[Rows from a figure dataset]
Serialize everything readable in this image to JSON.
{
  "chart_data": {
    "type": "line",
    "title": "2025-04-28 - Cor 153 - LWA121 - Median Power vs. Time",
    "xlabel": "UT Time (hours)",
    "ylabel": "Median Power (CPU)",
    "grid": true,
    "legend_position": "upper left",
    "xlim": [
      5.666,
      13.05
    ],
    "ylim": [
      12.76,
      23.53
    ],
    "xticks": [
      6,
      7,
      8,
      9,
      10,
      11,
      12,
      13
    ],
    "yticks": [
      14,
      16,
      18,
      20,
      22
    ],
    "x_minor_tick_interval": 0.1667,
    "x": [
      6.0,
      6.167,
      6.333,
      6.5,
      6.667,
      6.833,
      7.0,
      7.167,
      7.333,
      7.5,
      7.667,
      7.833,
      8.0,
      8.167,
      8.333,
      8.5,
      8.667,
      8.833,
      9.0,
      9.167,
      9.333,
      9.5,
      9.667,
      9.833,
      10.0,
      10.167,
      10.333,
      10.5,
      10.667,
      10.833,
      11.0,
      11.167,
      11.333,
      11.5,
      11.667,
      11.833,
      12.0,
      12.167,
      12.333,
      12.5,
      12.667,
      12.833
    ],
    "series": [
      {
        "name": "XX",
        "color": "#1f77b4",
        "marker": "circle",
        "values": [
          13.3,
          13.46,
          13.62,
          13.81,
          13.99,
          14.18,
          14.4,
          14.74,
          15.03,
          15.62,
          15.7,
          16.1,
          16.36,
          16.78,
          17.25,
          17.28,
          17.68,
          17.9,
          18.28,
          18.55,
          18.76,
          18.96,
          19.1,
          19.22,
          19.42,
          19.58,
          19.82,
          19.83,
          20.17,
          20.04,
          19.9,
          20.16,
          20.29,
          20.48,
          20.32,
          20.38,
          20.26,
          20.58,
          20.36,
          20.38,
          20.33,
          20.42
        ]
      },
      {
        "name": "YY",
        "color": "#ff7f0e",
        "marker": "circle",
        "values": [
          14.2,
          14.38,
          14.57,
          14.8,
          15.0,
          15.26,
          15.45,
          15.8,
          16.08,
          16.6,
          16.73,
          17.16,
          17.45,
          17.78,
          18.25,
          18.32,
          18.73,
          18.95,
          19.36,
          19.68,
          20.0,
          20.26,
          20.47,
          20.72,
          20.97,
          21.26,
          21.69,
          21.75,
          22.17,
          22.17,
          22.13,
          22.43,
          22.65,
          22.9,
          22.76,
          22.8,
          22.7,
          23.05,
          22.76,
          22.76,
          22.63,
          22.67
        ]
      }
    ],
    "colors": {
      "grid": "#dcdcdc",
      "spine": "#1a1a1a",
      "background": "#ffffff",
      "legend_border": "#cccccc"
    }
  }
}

What to do:
Search the preceding listing for the word "Time" and pull out every line that holds it.

Output for this exercise:
    "title": "2025-04-28 - Cor 153 - LWA121 - Median Power vs. Time",
    "xlabel": "UT Time (hours)",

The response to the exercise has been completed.